# X.org Configured & XFree86 Configured options



## sysman (May 25, 2010)

Hi. What are the main differences between <Identifier "X.org Configured"> and <Identifier "XFree86 Configured"> in the /etc/X11/xorg.conf ?  I noticed that second one option has been set automatically in xorg.conf on latest pcbsd installation made on my laptop. What is the best to use?

SYS


----------



## graudeejs (May 25, 2010)

For pcbsd related stuff read this:
http://forums.freebsd.org/showthread.php?t=7290


----------



## sysman (May 25, 2010)

Actually I dont want any "pcbsd related stuff" explanation, I want just know what I asked before. Question is freebsd specific only. Thanks.


----------



## wblock@ (May 25, 2010)

sysman said:
			
		

> Hi. What are the main differences between <Identifier "X.org Configured"> and <Identifier "XFree86 Configured"> in the /etc/X11/xorg.conf ?  I noticed that second one option has been set automatically in xorg.conf on latest pcbsd installation made on my laptop. What is the best to use?



They're just names.  The first comes from an xorg.conf autogenerated by xorg, the second probably generated on the older XFree86.  The ServerLayout Identifier won't make any difference in how it works.  The rest of the config file is more important.


----------

___

:: TASK INSTRUCTIONS ::
1. Answer these questions from the forum thread, each in a short line:
(a) Where did sysman notice the second option had been set automatically?
(b) What did graudeejs post for pcbsd related stuff?
(c) According to wblock@, which part of the config file is more important?
2. Please say whether each statement agrees with the forum thread. Answer yes or no, and quote the words that decide it.
(a) sysman calls the question FreeBSD specific only.
(b) wblock@ says the ServerLayout Identifier changes how it works.
(c) wblock@ says the first identifier comes from an xorg.conf autogenerated by xorg.
3. Duplicate word for word the passage of the forum thread that begins at the words "They're just names." and stops after the words "is more important.".

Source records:
___

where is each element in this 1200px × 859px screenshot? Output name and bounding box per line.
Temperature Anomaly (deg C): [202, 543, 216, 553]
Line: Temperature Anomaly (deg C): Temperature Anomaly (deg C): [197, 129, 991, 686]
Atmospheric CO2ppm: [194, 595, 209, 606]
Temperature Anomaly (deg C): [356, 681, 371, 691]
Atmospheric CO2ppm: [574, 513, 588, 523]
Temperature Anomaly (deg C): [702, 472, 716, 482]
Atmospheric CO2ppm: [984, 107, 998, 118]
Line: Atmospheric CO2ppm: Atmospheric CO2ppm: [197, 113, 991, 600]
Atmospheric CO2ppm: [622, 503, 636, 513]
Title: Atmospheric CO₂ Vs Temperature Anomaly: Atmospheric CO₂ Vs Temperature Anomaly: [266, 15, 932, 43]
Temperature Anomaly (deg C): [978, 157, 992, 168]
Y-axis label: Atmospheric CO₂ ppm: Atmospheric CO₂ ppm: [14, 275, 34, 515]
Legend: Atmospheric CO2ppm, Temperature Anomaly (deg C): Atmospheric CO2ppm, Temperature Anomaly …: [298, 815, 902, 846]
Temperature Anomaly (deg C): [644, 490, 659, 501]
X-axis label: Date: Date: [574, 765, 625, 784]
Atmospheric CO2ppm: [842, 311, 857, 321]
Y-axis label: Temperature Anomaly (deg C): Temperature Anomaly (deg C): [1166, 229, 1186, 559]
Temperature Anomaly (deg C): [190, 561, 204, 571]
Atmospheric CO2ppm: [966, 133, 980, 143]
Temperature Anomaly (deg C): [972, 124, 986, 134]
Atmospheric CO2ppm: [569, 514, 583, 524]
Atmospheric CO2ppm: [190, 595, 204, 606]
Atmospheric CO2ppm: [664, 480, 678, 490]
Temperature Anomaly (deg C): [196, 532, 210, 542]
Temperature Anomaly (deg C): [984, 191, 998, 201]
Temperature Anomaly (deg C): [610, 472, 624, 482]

___

:: ANSWERS TO THE PROBLEMS ::
1.
(a) In xorg.conf, on the latest pcbsd installation made on sysman's laptop.
(b) A link: http://forums.freebsd.org/showthread.php?t=7290
(c) The rest of the config file.

2.
(a) Yes: "Question is freebsd specific only."
(b) No: "The ServerLayout Identifier won't make any difference in how it works."
(c) Yes: "The first comes from an xorg.conf autogenerated by xorg"

3.
They're just names.  The first comes from an xorg.conf autogenerated by xorg, the second probably generated on the older XFree86.  The ServerLayout Identifier won't make any difference in how it works.  The rest of the config file is more important.